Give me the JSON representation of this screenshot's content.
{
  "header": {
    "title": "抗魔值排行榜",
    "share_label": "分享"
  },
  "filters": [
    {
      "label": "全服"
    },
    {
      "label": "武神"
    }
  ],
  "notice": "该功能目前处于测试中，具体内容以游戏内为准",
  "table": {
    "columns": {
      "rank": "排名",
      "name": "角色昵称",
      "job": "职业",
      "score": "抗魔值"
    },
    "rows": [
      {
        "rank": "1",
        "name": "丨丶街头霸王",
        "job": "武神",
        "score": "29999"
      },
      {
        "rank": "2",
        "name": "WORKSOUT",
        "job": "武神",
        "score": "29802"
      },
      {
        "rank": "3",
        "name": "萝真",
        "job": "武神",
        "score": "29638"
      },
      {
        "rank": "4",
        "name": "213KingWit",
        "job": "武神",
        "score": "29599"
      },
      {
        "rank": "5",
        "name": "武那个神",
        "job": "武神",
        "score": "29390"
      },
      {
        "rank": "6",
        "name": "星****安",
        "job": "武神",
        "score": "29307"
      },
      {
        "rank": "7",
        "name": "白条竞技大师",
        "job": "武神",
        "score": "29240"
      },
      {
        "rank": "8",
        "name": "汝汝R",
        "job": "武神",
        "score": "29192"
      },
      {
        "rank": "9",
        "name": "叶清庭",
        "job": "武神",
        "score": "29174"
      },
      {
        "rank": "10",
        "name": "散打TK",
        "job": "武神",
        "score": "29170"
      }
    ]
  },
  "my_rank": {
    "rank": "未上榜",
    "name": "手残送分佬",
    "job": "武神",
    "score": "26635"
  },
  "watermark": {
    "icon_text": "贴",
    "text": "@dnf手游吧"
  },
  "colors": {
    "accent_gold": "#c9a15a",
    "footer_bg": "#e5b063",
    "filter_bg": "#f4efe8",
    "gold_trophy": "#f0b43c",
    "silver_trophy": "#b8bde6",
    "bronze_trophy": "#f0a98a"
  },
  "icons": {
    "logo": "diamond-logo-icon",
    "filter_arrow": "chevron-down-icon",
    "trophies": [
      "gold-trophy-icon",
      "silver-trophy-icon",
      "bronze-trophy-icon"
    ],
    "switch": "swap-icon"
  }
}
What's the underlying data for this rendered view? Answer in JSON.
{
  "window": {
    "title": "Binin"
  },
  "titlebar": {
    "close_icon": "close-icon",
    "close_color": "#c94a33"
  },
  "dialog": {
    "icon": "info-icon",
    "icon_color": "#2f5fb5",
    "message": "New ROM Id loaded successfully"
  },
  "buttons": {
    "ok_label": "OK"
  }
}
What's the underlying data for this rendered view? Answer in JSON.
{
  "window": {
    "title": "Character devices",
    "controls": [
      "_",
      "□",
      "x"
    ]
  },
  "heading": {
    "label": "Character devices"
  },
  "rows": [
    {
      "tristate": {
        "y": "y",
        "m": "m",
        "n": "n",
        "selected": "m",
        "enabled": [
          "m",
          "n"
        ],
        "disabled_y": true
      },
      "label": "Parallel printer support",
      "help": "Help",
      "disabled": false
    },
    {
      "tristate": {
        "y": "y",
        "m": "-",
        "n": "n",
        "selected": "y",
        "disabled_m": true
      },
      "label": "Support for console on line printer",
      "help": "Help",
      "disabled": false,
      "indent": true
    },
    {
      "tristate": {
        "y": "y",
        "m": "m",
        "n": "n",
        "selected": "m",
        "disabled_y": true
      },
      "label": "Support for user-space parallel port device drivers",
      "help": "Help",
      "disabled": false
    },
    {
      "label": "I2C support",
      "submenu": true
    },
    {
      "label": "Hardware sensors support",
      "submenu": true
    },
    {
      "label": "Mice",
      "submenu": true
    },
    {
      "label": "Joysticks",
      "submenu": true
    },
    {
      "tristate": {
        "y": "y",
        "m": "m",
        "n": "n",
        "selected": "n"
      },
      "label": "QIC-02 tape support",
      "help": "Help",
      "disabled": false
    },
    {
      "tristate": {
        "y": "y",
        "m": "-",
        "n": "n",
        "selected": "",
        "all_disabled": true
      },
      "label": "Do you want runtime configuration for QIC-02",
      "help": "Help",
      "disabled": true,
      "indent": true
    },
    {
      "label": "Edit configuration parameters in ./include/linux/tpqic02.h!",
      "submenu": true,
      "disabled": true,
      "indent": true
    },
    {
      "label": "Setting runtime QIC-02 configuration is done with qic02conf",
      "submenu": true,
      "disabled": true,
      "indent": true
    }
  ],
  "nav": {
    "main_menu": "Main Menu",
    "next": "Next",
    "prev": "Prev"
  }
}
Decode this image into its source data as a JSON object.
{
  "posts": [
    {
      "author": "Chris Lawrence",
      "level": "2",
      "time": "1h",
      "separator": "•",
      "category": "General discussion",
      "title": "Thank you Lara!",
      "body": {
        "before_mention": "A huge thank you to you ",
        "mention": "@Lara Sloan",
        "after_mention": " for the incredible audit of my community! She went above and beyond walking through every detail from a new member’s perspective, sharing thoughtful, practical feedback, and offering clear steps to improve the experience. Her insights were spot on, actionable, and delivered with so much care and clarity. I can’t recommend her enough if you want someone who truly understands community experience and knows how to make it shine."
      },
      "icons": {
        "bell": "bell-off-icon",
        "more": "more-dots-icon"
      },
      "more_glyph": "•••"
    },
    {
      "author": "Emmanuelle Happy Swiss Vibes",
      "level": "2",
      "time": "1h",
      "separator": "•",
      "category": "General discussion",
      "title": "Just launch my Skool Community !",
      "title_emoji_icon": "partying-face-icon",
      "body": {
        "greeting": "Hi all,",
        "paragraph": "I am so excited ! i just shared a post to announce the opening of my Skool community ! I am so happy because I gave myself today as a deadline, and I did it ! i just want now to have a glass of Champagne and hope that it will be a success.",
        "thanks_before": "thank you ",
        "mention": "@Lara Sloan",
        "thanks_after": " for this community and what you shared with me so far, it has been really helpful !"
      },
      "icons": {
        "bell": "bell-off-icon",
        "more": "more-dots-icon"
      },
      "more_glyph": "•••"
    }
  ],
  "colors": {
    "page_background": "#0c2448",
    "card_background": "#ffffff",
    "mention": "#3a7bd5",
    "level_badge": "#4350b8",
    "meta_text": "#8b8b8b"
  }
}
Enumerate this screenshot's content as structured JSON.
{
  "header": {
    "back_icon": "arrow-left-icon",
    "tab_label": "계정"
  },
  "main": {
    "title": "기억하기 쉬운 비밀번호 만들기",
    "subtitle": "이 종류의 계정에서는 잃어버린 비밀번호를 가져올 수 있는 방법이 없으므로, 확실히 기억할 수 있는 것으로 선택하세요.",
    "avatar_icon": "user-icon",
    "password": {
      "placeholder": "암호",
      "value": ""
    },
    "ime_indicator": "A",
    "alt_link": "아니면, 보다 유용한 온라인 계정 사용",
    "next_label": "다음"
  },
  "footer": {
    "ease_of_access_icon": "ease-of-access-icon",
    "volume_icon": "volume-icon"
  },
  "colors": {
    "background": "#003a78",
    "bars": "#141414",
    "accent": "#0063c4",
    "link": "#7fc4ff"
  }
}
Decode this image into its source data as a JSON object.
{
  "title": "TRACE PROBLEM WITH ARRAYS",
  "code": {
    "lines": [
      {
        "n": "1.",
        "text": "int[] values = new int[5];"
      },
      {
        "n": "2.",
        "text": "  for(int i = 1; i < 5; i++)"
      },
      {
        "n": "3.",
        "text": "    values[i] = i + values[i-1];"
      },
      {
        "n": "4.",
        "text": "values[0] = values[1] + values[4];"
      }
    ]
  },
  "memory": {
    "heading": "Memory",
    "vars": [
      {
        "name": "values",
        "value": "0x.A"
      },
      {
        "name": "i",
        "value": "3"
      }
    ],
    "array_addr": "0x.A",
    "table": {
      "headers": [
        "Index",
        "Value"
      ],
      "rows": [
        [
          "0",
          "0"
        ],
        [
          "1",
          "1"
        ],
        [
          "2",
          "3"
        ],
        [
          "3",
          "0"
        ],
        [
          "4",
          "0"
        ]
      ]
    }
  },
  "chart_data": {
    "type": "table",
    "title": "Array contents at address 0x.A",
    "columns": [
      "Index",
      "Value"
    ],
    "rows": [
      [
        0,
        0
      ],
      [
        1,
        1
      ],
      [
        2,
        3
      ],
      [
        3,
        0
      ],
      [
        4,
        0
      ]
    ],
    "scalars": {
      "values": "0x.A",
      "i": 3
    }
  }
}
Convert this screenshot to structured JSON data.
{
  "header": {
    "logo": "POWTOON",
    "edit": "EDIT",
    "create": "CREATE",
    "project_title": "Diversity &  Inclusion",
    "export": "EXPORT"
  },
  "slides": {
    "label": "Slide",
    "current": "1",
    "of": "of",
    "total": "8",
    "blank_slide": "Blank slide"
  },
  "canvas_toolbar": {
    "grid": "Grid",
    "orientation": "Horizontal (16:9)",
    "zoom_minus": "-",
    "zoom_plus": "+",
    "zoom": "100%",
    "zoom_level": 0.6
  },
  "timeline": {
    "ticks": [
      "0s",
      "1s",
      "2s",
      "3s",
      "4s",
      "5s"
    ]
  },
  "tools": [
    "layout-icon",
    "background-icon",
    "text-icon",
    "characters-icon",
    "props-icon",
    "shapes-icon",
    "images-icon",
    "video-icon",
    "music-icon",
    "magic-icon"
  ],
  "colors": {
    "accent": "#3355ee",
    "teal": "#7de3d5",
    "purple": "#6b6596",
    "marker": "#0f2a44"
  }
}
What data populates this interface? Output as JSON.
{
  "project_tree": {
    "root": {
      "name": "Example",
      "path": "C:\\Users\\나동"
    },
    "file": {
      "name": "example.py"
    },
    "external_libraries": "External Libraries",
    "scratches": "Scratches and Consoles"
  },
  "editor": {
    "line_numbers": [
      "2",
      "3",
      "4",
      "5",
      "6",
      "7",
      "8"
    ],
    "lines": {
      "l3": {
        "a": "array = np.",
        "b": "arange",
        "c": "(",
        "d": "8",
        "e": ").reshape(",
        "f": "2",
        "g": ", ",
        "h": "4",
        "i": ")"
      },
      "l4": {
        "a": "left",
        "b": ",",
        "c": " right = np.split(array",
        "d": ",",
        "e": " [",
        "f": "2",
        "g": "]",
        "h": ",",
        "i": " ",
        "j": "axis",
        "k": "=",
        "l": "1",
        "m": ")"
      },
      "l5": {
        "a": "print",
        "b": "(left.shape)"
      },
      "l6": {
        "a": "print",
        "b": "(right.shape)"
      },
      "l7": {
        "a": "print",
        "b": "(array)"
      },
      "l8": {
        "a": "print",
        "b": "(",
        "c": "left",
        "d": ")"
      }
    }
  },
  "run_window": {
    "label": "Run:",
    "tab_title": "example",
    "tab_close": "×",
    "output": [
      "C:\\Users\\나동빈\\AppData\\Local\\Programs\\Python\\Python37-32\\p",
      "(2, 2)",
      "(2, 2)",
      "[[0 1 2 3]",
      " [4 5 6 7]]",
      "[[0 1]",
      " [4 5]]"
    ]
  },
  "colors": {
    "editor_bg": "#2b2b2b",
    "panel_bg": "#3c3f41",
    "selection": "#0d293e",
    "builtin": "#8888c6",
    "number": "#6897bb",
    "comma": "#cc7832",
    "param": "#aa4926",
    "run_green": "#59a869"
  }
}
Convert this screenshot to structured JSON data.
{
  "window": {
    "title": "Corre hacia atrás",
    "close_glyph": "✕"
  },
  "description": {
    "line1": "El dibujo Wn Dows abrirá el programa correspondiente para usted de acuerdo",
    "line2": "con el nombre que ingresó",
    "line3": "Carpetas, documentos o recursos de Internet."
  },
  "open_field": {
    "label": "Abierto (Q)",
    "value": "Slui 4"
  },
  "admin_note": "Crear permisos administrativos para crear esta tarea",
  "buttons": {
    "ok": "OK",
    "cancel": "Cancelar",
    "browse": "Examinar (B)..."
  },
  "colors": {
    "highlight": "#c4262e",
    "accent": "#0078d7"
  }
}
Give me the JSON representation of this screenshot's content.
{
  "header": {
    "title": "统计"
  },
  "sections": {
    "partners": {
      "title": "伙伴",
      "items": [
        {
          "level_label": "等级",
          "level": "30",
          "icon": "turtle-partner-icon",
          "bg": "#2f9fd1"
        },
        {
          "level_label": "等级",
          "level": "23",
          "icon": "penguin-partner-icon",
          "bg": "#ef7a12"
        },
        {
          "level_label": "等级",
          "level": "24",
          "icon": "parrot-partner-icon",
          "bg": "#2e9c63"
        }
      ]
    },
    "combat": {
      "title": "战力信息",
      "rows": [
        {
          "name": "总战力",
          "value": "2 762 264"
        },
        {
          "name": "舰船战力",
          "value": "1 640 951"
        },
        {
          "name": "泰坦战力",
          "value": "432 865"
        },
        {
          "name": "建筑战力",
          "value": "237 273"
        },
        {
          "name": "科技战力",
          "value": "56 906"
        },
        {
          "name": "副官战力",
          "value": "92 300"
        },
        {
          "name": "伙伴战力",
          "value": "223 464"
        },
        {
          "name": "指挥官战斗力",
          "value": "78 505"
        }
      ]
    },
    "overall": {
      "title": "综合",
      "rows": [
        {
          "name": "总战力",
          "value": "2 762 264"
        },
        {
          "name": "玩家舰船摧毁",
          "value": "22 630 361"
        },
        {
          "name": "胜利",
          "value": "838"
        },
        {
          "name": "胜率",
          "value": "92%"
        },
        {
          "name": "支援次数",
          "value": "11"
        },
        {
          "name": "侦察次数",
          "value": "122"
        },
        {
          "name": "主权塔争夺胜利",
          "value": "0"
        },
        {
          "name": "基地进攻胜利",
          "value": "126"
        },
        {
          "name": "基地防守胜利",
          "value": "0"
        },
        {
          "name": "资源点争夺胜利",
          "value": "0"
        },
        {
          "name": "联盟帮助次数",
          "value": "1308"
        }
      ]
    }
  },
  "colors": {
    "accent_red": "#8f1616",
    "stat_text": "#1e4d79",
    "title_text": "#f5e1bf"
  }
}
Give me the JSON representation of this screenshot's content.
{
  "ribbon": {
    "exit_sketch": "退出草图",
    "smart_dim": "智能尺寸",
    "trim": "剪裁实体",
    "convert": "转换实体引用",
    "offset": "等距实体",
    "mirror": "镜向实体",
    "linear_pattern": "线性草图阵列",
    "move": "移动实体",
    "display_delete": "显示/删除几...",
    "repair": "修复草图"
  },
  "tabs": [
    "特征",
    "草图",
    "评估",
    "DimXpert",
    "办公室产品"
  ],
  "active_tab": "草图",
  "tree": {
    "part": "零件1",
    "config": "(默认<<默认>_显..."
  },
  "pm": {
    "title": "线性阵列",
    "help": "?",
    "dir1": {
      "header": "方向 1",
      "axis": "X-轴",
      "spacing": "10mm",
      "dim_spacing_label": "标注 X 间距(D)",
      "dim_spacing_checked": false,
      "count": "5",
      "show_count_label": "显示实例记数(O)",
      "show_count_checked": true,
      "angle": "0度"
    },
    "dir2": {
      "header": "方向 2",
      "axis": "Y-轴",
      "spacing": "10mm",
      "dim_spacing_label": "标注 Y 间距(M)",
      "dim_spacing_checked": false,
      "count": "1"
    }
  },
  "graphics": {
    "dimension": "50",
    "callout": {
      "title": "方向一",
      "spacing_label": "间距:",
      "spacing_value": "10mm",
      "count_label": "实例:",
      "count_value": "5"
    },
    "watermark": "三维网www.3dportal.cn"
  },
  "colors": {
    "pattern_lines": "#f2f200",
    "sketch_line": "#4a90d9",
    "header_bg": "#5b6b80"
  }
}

## Given task
Select all lines in the listing above where the word "logo" appears, and show them.

## Complete output
    "logo": "diamond-logo-icon",
    "logo": "POWTOON",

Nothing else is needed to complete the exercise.